**Problem requirements:** Without the pictures, write out all the lines below exactly as they appear.
──────── Dataset entries
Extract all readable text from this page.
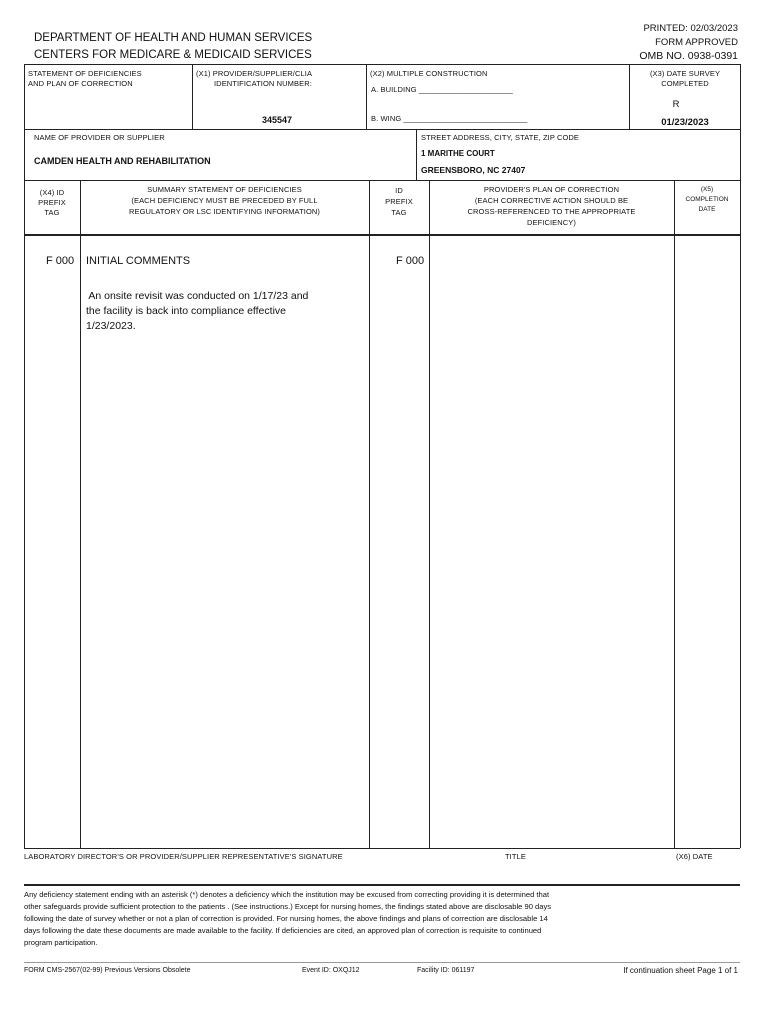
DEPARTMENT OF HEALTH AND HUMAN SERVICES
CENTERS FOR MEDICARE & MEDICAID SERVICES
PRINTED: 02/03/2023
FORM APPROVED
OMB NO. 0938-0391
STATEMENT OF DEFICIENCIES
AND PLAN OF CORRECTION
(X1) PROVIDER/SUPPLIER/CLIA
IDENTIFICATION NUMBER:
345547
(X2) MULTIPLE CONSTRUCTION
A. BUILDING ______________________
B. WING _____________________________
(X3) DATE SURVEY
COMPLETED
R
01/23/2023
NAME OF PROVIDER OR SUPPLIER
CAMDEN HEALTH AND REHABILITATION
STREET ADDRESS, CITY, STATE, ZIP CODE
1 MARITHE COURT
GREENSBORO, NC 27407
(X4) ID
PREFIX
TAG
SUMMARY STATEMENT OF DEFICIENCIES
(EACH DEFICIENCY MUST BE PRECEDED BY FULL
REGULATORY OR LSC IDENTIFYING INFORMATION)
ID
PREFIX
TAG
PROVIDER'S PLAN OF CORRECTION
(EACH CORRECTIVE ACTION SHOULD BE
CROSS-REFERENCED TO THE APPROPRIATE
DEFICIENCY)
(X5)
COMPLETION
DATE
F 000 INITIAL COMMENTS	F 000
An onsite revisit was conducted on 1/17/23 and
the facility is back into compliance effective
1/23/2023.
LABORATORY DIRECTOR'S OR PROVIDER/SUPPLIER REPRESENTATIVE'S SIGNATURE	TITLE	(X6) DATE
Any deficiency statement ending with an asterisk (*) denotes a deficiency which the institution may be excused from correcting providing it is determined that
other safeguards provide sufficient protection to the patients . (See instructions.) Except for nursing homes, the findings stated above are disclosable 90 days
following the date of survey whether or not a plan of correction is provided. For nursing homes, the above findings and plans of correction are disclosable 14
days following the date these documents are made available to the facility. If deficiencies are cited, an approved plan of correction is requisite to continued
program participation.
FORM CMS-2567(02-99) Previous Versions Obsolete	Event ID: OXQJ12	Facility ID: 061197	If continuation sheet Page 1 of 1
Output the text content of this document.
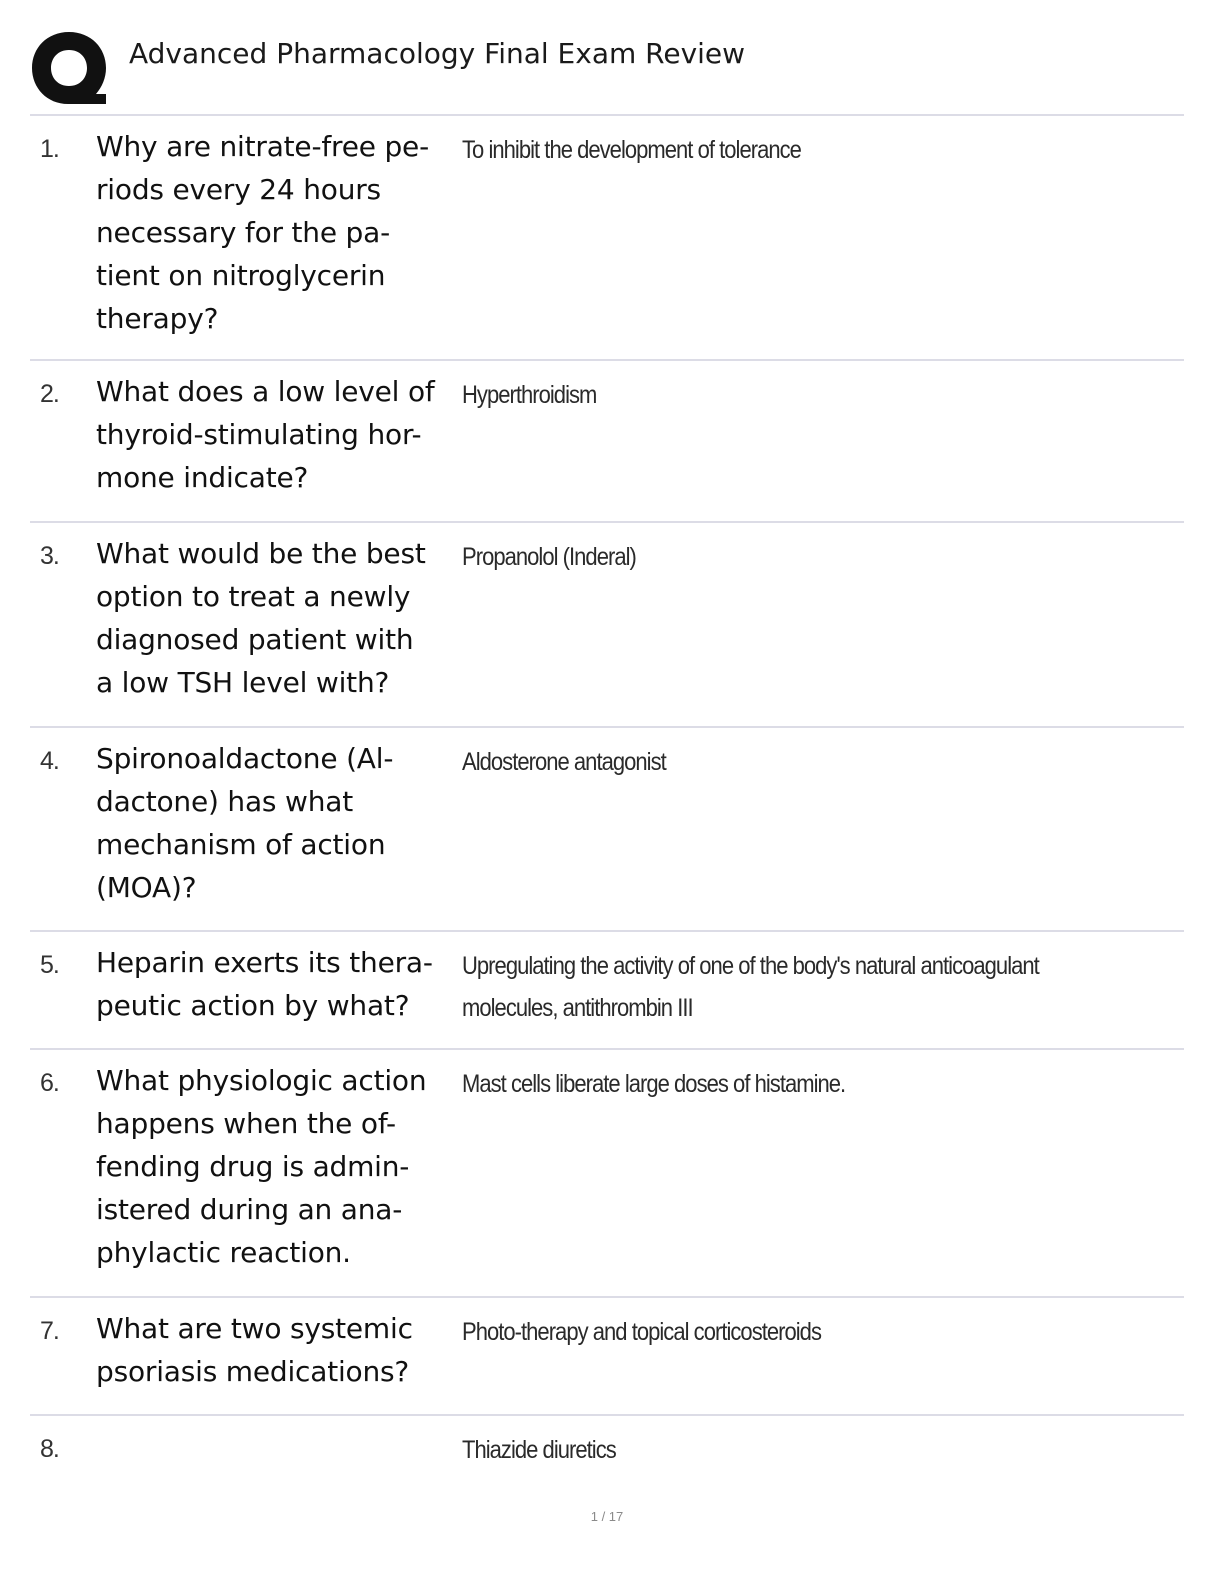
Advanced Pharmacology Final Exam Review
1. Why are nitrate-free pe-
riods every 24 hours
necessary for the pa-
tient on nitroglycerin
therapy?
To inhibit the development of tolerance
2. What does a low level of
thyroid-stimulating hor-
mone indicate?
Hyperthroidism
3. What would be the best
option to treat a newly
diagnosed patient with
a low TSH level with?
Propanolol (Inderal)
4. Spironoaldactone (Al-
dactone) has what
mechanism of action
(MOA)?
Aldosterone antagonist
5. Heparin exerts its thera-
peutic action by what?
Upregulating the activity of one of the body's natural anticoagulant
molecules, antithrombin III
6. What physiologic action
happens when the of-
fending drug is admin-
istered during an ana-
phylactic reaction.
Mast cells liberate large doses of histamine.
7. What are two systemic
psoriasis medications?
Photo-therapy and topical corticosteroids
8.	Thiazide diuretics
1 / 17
────────────────
**Written response:**
Extract all readable text from this page.
DEPARTMENT OF HEALTH AND HUMAN SERVICES
CENTERS FOR MEDICARE & MEDICAID SERVICES
PRINTED: 02/03/2023
FORM APPROVED
OMB NO. 0938-0391
STATEMENT OF DEFICIENCIES
AND PLAN OF CORRECTION
(X1) PROVIDER/SUPPLIER/CLIA
IDENTIFICATION NUMBER:
345547
(X2) MULTIPLE CONSTRUCTION
A. BUILDING ______________________
B. WING _____________________________
(X3) DATE SURVEY
COMPLETED
R
01/23/2023
NAME OF PROVIDER OR SUPPLIER
CAMDEN HEALTH AND REHABILITATION
STREET ADDRESS, CITY, STATE, ZIP CODE
1 MARITHE COURT
GREENSBORO, NC 27407
(X4) ID
PREFIX
TAG
SUMMARY STATEMENT OF DEFICIENCIES
(EACH DEFICIENCY MUST BE PRECEDED BY FULL
REGULATORY OR LSC IDENTIFYING INFORMATION)
ID
PREFIX
TAG
PROVIDER'S PLAN OF CORRECTION
(EACH CORRECTIVE ACTION SHOULD BE
CROSS-REFERENCED TO THE APPROPRIATE
DEFICIENCY)
(X5)
COMPLETION
DATE
F 000 INITIAL COMMENTS	F 000
An onsite revisit was conducted on 1/17/23 and
the facility is back into compliance effective
1/23/2023.
LABORATORY DIRECTOR'S OR PROVIDER/SUPPLIER REPRESENTATIVE'S SIGNATURE	TITLE	(X6) DATE
Any deficiency statement ending with an asterisk (*) denotes a deficiency which the institution may be excused from correcting providing it is determined that
other safeguards provide sufficient protection to the patients . (See instructions.) Except for nursing homes, the findings stated above are disclosable 90 days
following the date of survey whether or not a plan of correction is provided. For nursing homes, the above findings and plans of correction are disclosable 14
days following the date these documents are made available to the facility. If deficiencies are cited, an approved plan of correction is requisite to continued
program participation.
FORM CMS-2567(02-99) Previous Versions Obsolete	Event ID: OXQJ12	Facility ID: 061197	If continuation sheet Page 1 of 1
Output the text content of this document.
Advanced Pharmacology Final Exam Review
1. Why are nitrate-free pe-
riods every 24 hours
necessary for the pa-
tient on nitroglycerin
therapy?
To inhibit the development of tolerance
2. What does a low level of
thyroid-stimulating hor-
mone indicate?
Hyperthroidism
3. What would be the best
option to treat a newly
diagnosed patient with
a low TSH level with?
Propanolol (Inderal)
4. Spironoaldactone (Al-
dactone) has what
mechanism of action
(MOA)?
Aldosterone antagonist
5. Heparin exerts its thera-
peutic action by what?
Upregulating the activity of one of the body's natural anticoagulant
molecules, antithrombin III
6. What physiologic action
happens when the of-
fending drug is admin-
istered during an ana-
phylactic reaction.
Mast cells liberate large doses of histamine.
7. What are two systemic
psoriasis medications?
Photo-therapy and topical corticosteroids
8.	Thiazide diuretics
1 / 17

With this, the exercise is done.